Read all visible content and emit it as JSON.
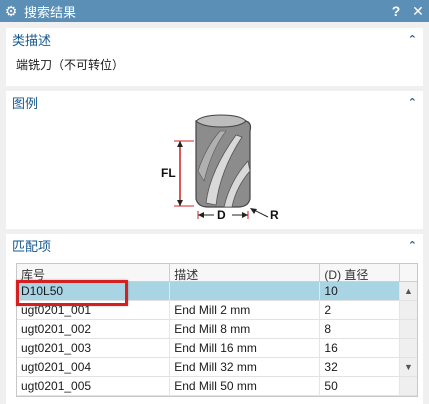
{
  "window": {
    "title": "搜索结果",
    "help_label": "?",
    "close_label": "✕",
    "settings_icon": "gear-icon"
  },
  "type_section": {
    "header": "类描述",
    "value": "端铣刀（不可转位）"
  },
  "legend_section": {
    "header": "图例",
    "labels": {
      "fl": "FL",
      "d": "D",
      "r": "R"
    }
  },
  "match_section": {
    "header": "匹配项",
    "columns": [
      "库号",
      "描述",
      "(D) 直径"
    ],
    "rows": [
      {
        "id": "D10L50",
        "desc": "",
        "dia": "10",
        "selected": true
      },
      {
        "id": "ugt0201_001",
        "desc": "End Mill 2 mm",
        "dia": "2"
      },
      {
        "id": "ugt0201_002",
        "desc": "End Mill 8 mm",
        "dia": "8"
      },
      {
        "id": "ugt0201_003",
        "desc": "End Mill 16 mm",
        "dia": "16"
      },
      {
        "id": "ugt0201_004",
        "desc": "End Mill 32 mm",
        "dia": "32"
      },
      {
        "id": "ugt0201_005",
        "desc": "End Mill 50 mm",
        "dia": "50"
      }
    ]
  },
  "colors": {
    "titlebar": "#5b8fb6",
    "header_text": "#17588f",
    "selected_row": "#a8d4e4",
    "highlight": "#d42020"
  }
}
· · · · ·
> **WRITTEN EXERCISE**
All of the data needs repeating exactly, but the pictures do not.

> **WRITTEN ANSWER**
Read all visible content and emit it as JSON.
{
  "window": {
    "title": "搜索结果",
    "help_label": "?",
    "close_label": "✕",
    "settings_icon": "gear-icon"
  },
  "type_section": {
    "header": "类描述",
    "value": "端铣刀（不可转位）"
  },
  "legend_section": {
    "header": "图例",
    "labels": {
      "fl": "FL",
      "d": "D",
      "r": "R"
    }
  },
  "match_section": {
    "header": "匹配项",
    "columns": [
      "库号",
      "描述",
      "(D) 直径"
    ],
    "rows": [
      {
        "id": "D10L50",
        "desc": "",
        "dia": "10",
        "selected": true
      },
      {
        "id": "ugt0201_001",
        "desc": "End Mill 2 mm",
        "dia": "2"
      },
      {
        "id": "ugt0201_002",
        "desc": "End Mill 8 mm",
        "dia": "8"
      },
      {
        "id": "ugt0201_003",
        "desc": "End Mill 16 mm",
        "dia": "16"
      },
      {
        "id": "ugt0201_004",
        "desc": "End Mill 32 mm",
        "dia": "32"
      },
      {
        "id": "ugt0201_005",
        "desc": "End Mill 50 mm",
        "dia": "50"
      }
    ]
  },
  "colors": {
    "titlebar": "#5b8fb6",
    "header_text": "#17588f",
    "selected_row": "#a8d4e4",
    "highlight": "#d42020"
  }
}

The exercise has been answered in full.